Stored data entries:
%%

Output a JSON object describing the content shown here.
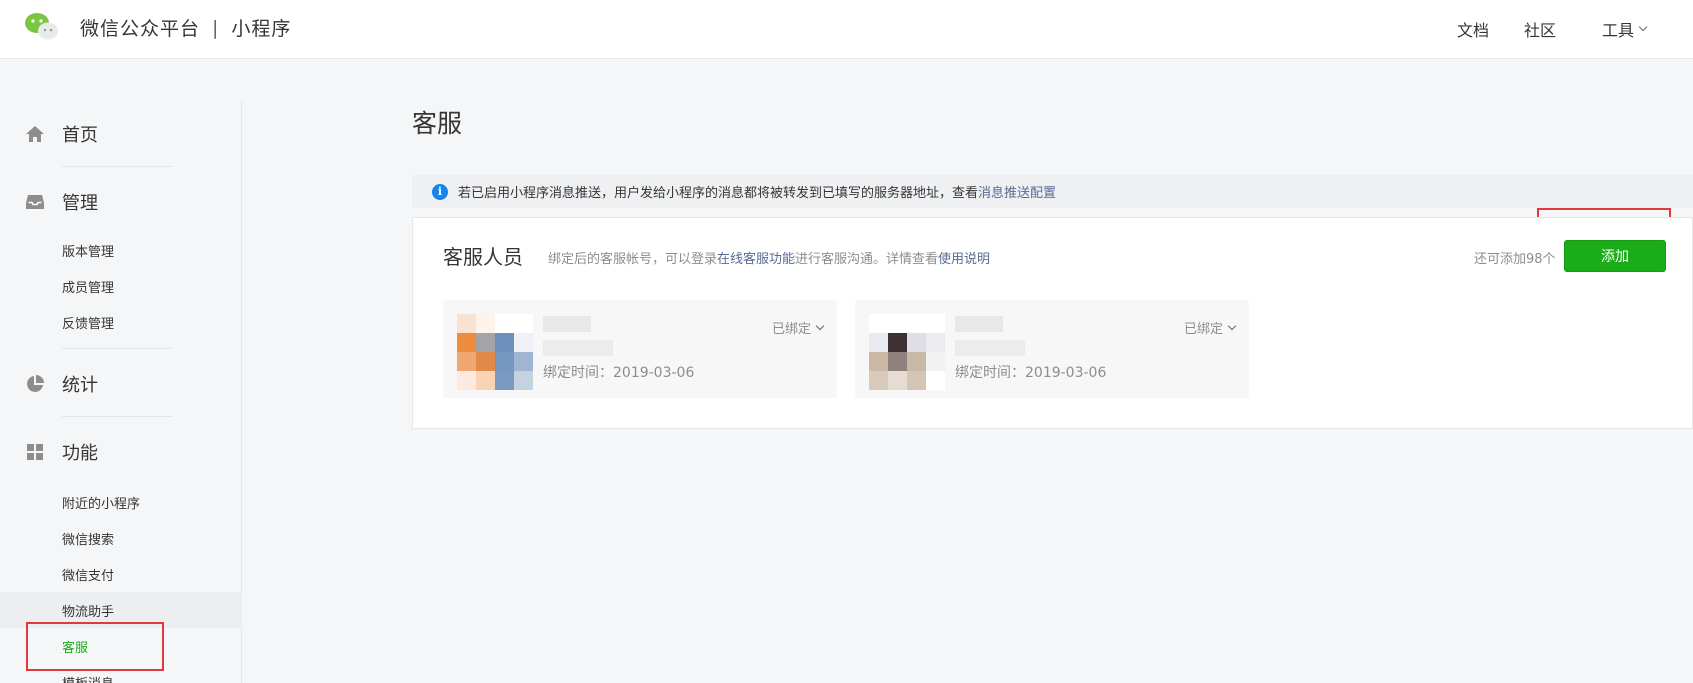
{
  "header": {
    "brand_name": "微信公众平台",
    "separator": "|",
    "product": "小程序",
    "nav": {
      "docs": "文档",
      "community": "社区",
      "tools": "工具"
    }
  },
  "sidebar": {
    "sections": [
      {
        "label": "首页",
        "icon": "home-icon"
      },
      {
        "label": "管理",
        "icon": "inbox-icon"
      },
      {
        "label": "统计",
        "icon": "pie-chart-icon"
      },
      {
        "label": "功能",
        "icon": "grid-icon"
      }
    ],
    "manage_items": [
      "版本管理",
      "成员管理",
      "反馈管理"
    ],
    "feature_items": [
      "附近的小程序",
      "微信搜索",
      "微信支付",
      "物流助手",
      "客服",
      "模板消息"
    ],
    "active_item": "客服"
  },
  "main": {
    "title": "客服",
    "notice": {
      "text": "若已启用小程序消息推送，用户发给小程序的消息都将被转发到已填写的服务器地址，查看",
      "link": "消息推送配置"
    },
    "panel": {
      "title": "客服人员",
      "desc_prefix": "绑定后的客服帐号，可以登录",
      "desc_link1": "在线客服功能",
      "desc_middle": "进行客服沟通。详情查看",
      "desc_link2": "使用说明",
      "remaining": "还可添加98个",
      "add_button": "添加"
    },
    "agents": [
      {
        "status": "已绑定",
        "bind_time": "绑定时间：2019-03-06"
      },
      {
        "status": "已绑定",
        "bind_time": "绑定时间：2019-03-06"
      }
    ]
  },
  "colors": {
    "accent": "#1aad19",
    "link": "#576b95",
    "highlight": "#e4393c",
    "info": "#1485ee"
  }
}
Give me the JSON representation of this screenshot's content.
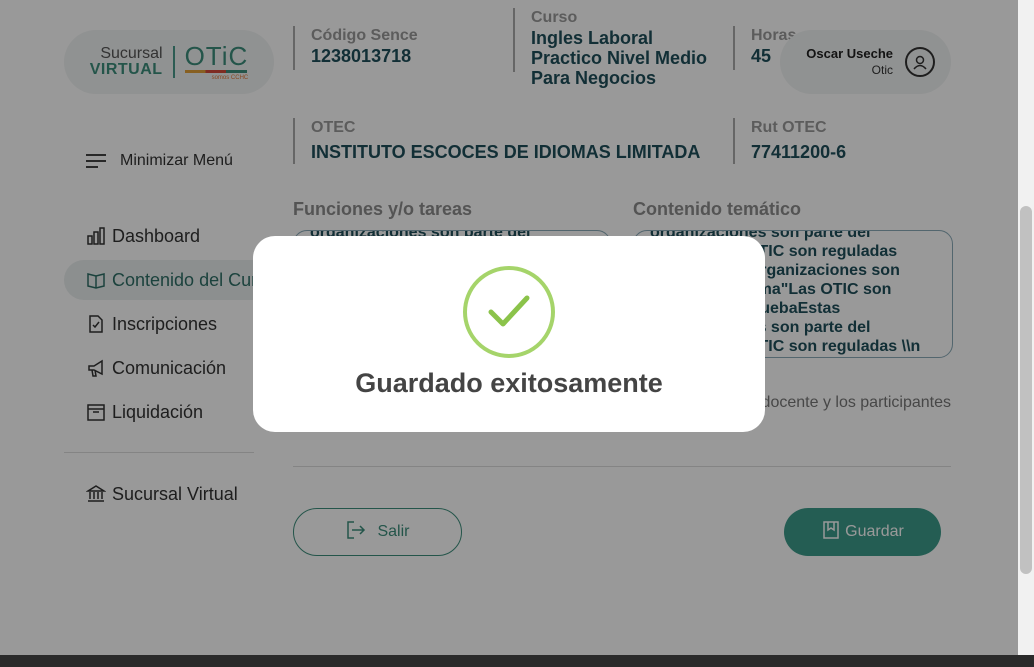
{
  "logo": {
    "line1": "Sucursal",
    "line2": "VIRTUAL",
    "brand": "OTiC",
    "sub": "somos CCHC"
  },
  "sidebar": {
    "minimize_label": "Minimizar Menú",
    "items": [
      {
        "label": "Dashboard",
        "icon": "bar-chart-icon"
      },
      {
        "label": "Contenido del Curso",
        "icon": "book-icon"
      },
      {
        "label": "Inscripciones",
        "icon": "document-check-icon"
      },
      {
        "label": "Comunicación",
        "icon": "megaphone-icon"
      },
      {
        "label": "Liquidación",
        "icon": "archive-box-icon"
      }
    ],
    "bottom_item": {
      "label": "Sucursal Virtual",
      "icon": "bank-icon"
    }
  },
  "course_info": {
    "codigo_label": "Código Sence",
    "codigo_value": "1238013718",
    "curso_label": "Curso",
    "curso_value": "Ingles Laboral Practico Nivel Medio Para Negocios",
    "horas_label": "Horas",
    "horas_value": "45",
    "otec_label": "OTEC",
    "otec_value": "INSTITUTO ESCOCES DE IDIOMAS LIMITADA",
    "rut_label": "Rut OTEC",
    "rut_value": "77411200-6"
  },
  "user": {
    "name": "Oscar Useche",
    "role": "Otic"
  },
  "funciones": {
    "label": "Funciones y/o tareas",
    "lines": [
      "organizaciones son parte del sistema"
    ]
  },
  "contenido": {
    "label": "Contenido temático",
    "lines": [
      "organizaciones son parte del",
      "sistema.Las OTIC son reguladas",
      "pruebaEstas organizaciones son",
      "parte del sistema\"Las OTIC son",
      "reguladas \\npruebaEstas",
      "organizaciones son parte del",
      "sistema.Las OTIC son reguladas \\\\n"
    ]
  },
  "helper_text": "Las actividades de la empresa, el docente y los participantes",
  "buttons": {
    "salir": "Salir",
    "guardar": "Guardar"
  },
  "modal": {
    "title": "Guardado exitosamente"
  },
  "colors": {
    "accent": "#3d9b8a",
    "success": "#a5d46a",
    "title": "#1f4f5a"
  }
}
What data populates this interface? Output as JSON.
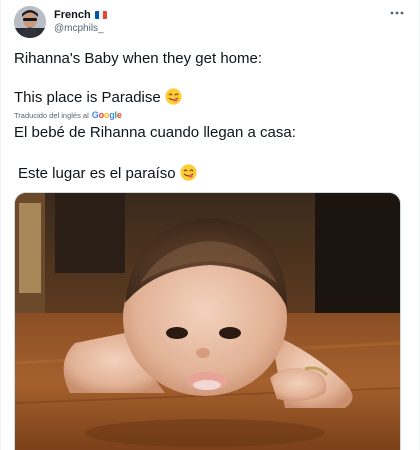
{
  "author": {
    "name": "French",
    "handle": "@mcphils_",
    "flag_colors": [
      "#0055a4",
      "#ffffff",
      "#ef4135"
    ]
  },
  "tweet": {
    "line1": "Rihanna's Baby when they get home:",
    "line2": "This place is Paradise",
    "emoji": "face-savoring-food-icon"
  },
  "translation": {
    "label": "Traducido del inglés al",
    "provider": [
      "G",
      "o",
      "o",
      "g",
      "l",
      "e"
    ],
    "line1": "El bebé de Rihanna cuando llegan a casa:",
    "line2": "Este lugar es el paraíso"
  },
  "media": {
    "description_icon": "baby-licking-floor-photo"
  },
  "colors": {
    "text": "#0f1419",
    "secondary": "#536471",
    "border": "#cfd9de"
  }
}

%%

Tally the lines of the data that contain the string "content" and report the total alone.

2